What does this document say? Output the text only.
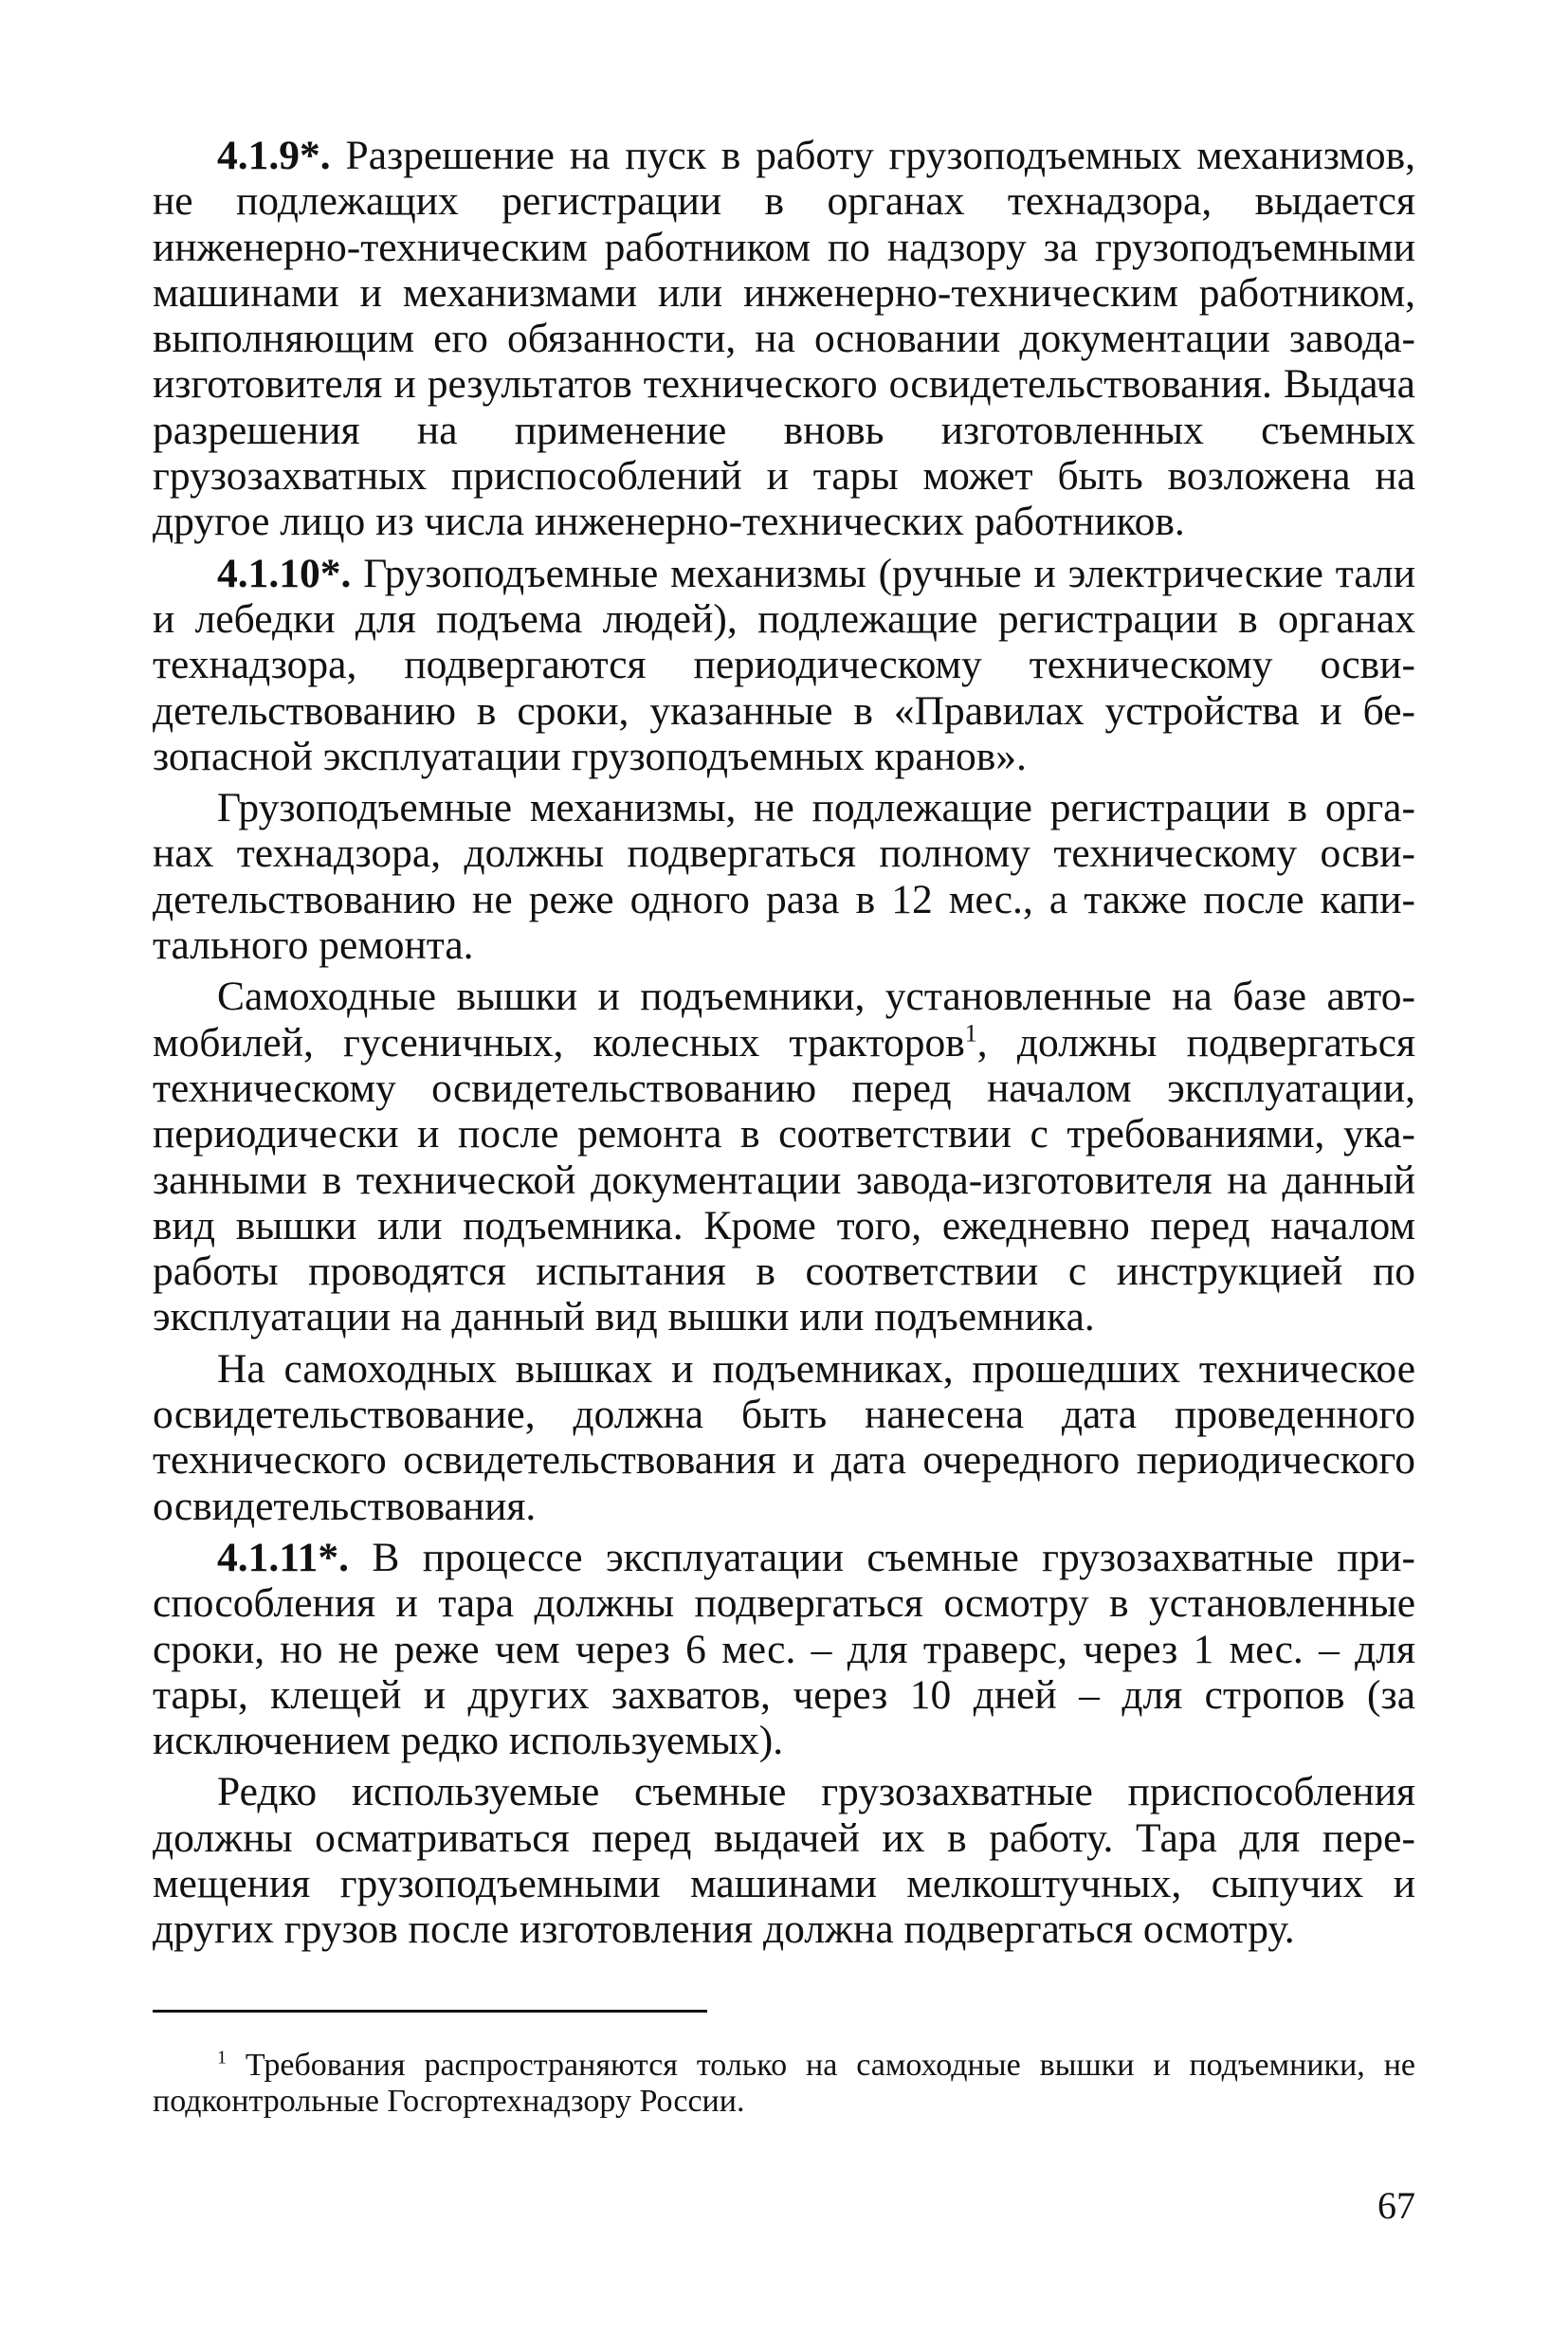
4.1.9*. Разрешение на пуск в работу грузоподъемных механизмов, не подлежащих регистрации в органах технадзора, выдается инженерно-техническим работником по надзору за грузоподъемными машинами и механизмами или инженерно-техническим работником, выполняющим его обязанности, на основании документации завода-изготовителя и результатов технического освидетельствования. Выдача разрешения на применение вновь изготовленных съемных грузозахватных приспособлений и тары может быть возложена на другое лицо из числа инженерно-технических работников.

4.1.10*. Грузоподъемные механизмы (ручные и электрические тали и лебедки для подъема людей), подлежащие регистрации в органах технадзора, подвергаются периодическому техническому освидетельствованию в сроки, указанные в «Правилах устройства и безопасной эксплуатации грузоподъемных кранов».

Грузоподъемные механизмы, не подлежащие регистрации в органах технадзора, должны подвергаться полному техническому освидетельствованию не реже одного раза в 12 мес., а также после капитального ремонта.

Самоходные вышки и подъемники, установленные на базе автомобилей, гусеничных, колесных тракторов$^1$, должны подвергаться техническому освидетельствованию перед началом эксплуатации, периодически и после ремонта в соответствии с требованиями, указанными в технической документации завода-изготовителя на данный вид вышки или подъемника. Кроме того, ежедневно перед началом работы проводятся испытания в соответствии с инструкцией по эксплуатации на данный вид вышки или подъемника.

На самоходных вышках и подъемниках, прошедших техническое освидетельствование, должна быть нанесена дата проведенного технического освидетельствования и дата очередного периодического освидетельствования.

4.1.11*. В процессе эксплуатации съемные грузозахватные приспособления и тара должны подвергаться осмотру в установленные сроки, но не реже чем через 6 мес. – для траверс, через 1 мес. – для тары, клещей и других захватов, через 10 дней – для стропов (за исключением редко используемых).

Редко используемые съемные грузозахватные приспособления должны осматриваться перед выдачей их в работу. Тара для перемещения грузоподъемными машинами мелкоштучных, сыпучих и других грузов после изготовления должна подвергаться осмотру.

$^1$ Требования распространяются только на самоходные вышки и подъемники, не подконтрольные Госгортехнадзору России.

67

WHAT IS NEEDED
Leave out the pictures and reproduce the rest of the listing exactly.

ANSWER TO THIS EXERCISE
What does this document say? Output the text only.
4.1.9*. Разрешение на пуск в работу грузоподъемных механизмов, не подлежащих регистрации в органах технадзора, выдается инженерно-техническим работником по надзору за грузоподъемными машинами и механизмами или инженерно-техническим работником, выполняющим его обязанности, на основании документации завода-изготовителя и результатов технического освидетельствования. Выдача разрешения на применение вновь изготовленных съемных грузозахватных приспособлений и тары может быть возложена на другое лицо из числа инженерно-технических работников.

4.1.10*. Грузоподъемные механизмы (ручные и электрические тали и лебедки для подъема людей), подлежащие регистрации в органах технадзора, подвергаются периодическому техническому освидетельствованию в сроки, указанные в «Правилах устройства и безопасной эксплуатации грузоподъемных кранов».

Грузоподъемные механизмы, не подлежащие регистрации в органах технадзора, должны подвергаться полному техническому освидетельствованию не реже одного раза в 12 мес., а также после капитального ремонта.

Самоходные вышки и подъемники, установленные на базе автомобилей, гусеничных, колесных тракторов$^1$, должны подвергаться техническому освидетельствованию перед началом эксплуатации, периодически и после ремонта в соответствии с требованиями, указанными в технической документации завода-изготовителя на данный вид вышки или подъемника. Кроме того, ежедневно перед началом работы проводятся испытания в соответствии с инструкцией по эксплуатации на данный вид вышки или подъемника.

На самоходных вышках и подъемниках, прошедших техническое освидетельствование, должна быть нанесена дата проведенного технического освидетельствования и дата очередного периодического освидетельствования.

4.1.11*. В процессе эксплуатации съемные грузозахватные приспособления и тара должны подвергаться осмотру в установленные сроки, но не реже чем через 6 мес. – для траверс, через 1 мес. – для тары, клещей и других захватов, через 10 дней – для стропов (за исключением редко используемых).

Редко используемые съемные грузозахватные приспособления должны осматриваться перед выдачей их в работу. Тара для перемещения грузоподъемными машинами мелкоштучных, сыпучих и других грузов после изготовления должна подвергаться осмотру.

$^1$ Требования распространяются только на самоходные вышки и подъемники, не подконтрольные Госгортехнадзору России.

67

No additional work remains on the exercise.